* _Entries with figure data_
==========

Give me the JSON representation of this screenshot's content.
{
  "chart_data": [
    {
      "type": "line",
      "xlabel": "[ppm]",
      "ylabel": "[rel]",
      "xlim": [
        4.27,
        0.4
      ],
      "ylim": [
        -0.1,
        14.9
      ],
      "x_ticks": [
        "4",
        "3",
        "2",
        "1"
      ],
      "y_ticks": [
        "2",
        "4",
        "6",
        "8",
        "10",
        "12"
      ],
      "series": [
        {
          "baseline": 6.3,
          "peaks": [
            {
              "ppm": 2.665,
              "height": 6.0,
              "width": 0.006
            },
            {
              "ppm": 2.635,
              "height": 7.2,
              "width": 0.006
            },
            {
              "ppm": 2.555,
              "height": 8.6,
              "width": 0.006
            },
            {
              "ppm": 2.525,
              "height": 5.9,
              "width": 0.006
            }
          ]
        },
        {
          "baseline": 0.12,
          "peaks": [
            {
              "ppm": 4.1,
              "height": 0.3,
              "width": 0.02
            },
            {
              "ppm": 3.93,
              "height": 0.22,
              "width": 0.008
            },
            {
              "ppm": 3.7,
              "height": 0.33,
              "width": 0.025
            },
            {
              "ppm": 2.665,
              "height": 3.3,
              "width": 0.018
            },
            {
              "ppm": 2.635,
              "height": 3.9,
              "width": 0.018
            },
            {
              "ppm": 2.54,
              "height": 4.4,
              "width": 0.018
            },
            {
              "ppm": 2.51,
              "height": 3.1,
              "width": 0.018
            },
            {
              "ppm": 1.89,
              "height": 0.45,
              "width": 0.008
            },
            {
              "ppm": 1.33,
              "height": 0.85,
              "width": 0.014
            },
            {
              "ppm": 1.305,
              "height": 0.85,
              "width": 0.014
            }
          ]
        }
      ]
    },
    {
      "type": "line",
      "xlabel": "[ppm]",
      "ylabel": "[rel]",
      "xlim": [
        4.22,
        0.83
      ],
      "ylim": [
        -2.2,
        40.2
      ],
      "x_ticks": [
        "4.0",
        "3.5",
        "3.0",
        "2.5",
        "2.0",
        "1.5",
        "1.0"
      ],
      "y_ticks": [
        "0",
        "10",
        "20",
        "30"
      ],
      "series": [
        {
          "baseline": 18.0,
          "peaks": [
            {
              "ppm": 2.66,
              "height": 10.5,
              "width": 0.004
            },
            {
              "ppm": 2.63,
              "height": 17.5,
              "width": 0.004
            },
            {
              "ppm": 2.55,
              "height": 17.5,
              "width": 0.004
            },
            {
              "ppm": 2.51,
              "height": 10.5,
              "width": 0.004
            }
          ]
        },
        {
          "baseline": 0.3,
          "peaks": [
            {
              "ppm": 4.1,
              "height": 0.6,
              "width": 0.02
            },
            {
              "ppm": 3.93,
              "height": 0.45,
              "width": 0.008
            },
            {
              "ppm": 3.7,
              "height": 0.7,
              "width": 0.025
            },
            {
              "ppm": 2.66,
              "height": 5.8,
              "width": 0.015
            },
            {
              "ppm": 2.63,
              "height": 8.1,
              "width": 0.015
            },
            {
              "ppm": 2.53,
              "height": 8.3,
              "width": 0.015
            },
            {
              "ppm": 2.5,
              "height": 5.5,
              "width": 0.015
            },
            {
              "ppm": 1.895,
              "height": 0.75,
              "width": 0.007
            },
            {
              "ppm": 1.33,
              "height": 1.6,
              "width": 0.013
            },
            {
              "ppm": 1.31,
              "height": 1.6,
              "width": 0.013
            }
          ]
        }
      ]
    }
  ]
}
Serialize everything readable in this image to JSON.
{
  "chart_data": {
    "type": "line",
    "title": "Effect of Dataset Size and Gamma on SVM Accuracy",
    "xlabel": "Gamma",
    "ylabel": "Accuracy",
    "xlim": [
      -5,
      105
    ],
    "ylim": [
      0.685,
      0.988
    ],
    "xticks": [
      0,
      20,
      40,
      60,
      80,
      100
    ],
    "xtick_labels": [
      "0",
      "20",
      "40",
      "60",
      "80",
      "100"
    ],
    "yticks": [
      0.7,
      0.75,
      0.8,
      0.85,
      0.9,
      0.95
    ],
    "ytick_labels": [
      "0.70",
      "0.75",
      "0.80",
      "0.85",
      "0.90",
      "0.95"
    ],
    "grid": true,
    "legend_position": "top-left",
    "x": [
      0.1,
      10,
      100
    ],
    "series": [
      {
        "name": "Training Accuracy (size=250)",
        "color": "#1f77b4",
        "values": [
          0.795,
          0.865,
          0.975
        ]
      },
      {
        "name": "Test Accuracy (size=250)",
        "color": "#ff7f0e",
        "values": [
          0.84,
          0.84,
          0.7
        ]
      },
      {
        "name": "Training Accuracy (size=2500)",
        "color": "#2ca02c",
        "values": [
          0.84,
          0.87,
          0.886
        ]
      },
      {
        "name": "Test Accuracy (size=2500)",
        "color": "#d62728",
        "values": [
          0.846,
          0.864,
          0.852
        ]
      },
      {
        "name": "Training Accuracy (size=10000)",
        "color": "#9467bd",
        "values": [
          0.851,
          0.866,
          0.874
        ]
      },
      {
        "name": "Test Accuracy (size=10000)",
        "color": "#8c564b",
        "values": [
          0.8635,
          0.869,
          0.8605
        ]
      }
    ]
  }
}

==========

* _Exercise instructions_
Copy, from the material, each line that holds the string "baseline".

* _Output_
          "baseline": 6.3,
          "baseline": 0.12,
          "baseline": 18.0,
          "baseline": 0.3,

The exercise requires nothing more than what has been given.